* Start TEXT *

HINT: If you have trouble with this, be sure to do the Numpy review as described in Homework 0. There are any numbers to do this, but we used 1x .sum(), 1x np.diag() and one division operation on the matrix.

In [None]:
def get_per_class_miss_rate(conf_matrix):
    '''
    get_per_class_miss_rate
    Args:
        conf_matrix - a MxM Numpy array, the output of calc_confusion_matrix
    '''
    per_class_miss_rate = np.zeros((3,))
    #BEGIN G
    # YOUR CODE HERE
    raise NotImplementedError()
    #END G

    return per_class_miss_rate

In [None]:
# Sanity check your code:
nn_model = build_model(X_train, y_train, 3)
cm = calc_confusion_matrix(nn_model, X_valid, y_valid)

* End TEXT *

*PROMPT 1:*
Answer these from the notebook excerpt on per-class miss rates:
(a) Which review does the hint recommend?
(b) What does the function set per_class_miss_rate to before the code placeholder?
(c) Which three arguments does the sanity check pass to calc_confusion_matrix?
*PROMPT 2:* From the notebook excerpt on per-class miss rates, reproduce word for word the part that opens with the words containing "HINT: If you" and closes with "raise NotImplementedError()".
*PROMPT 3:* Carry on the notebook excerpt on per-class miss rates, starting right after its last line.

* Start RECORD SET *

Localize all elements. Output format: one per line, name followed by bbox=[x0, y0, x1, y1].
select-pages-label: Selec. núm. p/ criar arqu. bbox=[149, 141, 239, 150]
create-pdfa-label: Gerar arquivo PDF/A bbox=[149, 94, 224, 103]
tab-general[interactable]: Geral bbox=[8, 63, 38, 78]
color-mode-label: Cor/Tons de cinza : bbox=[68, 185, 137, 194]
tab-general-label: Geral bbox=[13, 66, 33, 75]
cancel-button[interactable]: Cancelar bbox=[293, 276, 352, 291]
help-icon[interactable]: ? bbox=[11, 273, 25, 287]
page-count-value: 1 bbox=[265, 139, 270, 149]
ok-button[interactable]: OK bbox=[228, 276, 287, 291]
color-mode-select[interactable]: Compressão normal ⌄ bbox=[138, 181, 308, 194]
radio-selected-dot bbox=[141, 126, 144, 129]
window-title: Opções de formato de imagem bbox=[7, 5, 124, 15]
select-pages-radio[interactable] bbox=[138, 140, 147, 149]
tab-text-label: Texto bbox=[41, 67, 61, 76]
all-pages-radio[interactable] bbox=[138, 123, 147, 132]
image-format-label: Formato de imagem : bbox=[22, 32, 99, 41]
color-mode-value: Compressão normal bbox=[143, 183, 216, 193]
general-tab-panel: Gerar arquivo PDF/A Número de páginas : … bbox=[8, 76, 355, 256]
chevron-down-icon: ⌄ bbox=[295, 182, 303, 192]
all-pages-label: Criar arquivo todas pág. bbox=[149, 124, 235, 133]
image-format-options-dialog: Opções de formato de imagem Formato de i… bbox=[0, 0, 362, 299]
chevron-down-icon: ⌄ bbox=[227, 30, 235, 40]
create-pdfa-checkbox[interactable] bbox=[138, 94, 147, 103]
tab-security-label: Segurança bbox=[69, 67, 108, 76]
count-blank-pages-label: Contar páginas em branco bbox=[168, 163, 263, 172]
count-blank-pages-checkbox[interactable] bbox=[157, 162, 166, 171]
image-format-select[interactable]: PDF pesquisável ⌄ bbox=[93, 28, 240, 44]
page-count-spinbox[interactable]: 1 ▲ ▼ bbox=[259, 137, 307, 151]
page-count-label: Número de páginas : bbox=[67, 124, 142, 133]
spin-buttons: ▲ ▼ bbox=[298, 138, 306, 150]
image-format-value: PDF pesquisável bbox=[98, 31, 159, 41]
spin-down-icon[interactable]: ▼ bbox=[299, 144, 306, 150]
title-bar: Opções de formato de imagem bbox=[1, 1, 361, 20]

* End RECORD SET *

*RESPONSE 1:*
(a) The Numpy review described in Homework 0.
(b) np.zeros((3,))
(c) nn_model, X_valid and y_valid.

*RESPONSE 2:*
HINT: If you have trouble with this, be sure to do the Numpy review as described in Homework 0. There are any numbers to do this, but we used 1x .sum(), 1x np.diag() and one division operation on the matrix.

In [None]:
def get_per_class_miss_rate(conf_matrix):
    '''
    get_per_class_miss_rate
    Args:
        conf_matrix - a MxM Numpy array, the output of calc_confusion_matrix
    '''
    per_class_miss_rate = np.zeros((3,))
    #BEGIN G
    # YOUR CODE HERE
    raise NotImplementedError()

*RESPONSE 3:*
miss_rates = get_per_class_miss_rate(cm)
print(miss_rates)
assert (np.allclose(miss_rates, [0.0, 0.4285, 0.3333], atol=1e-3))

In [None]:
# Print the per-class error rates for different values of k
for idx, k in enumerate(range(1, 12, 2)):
    print("Building model with k={}".format(k))
    knn = build_model(X_train, y_train, k)
    cm = calc_confusion_matrix(knn, X_valid, y_valid)
    pcmr = get_per_class_miss_rate(cm)
    print("Per class miss-classification: {}".format(pcmr))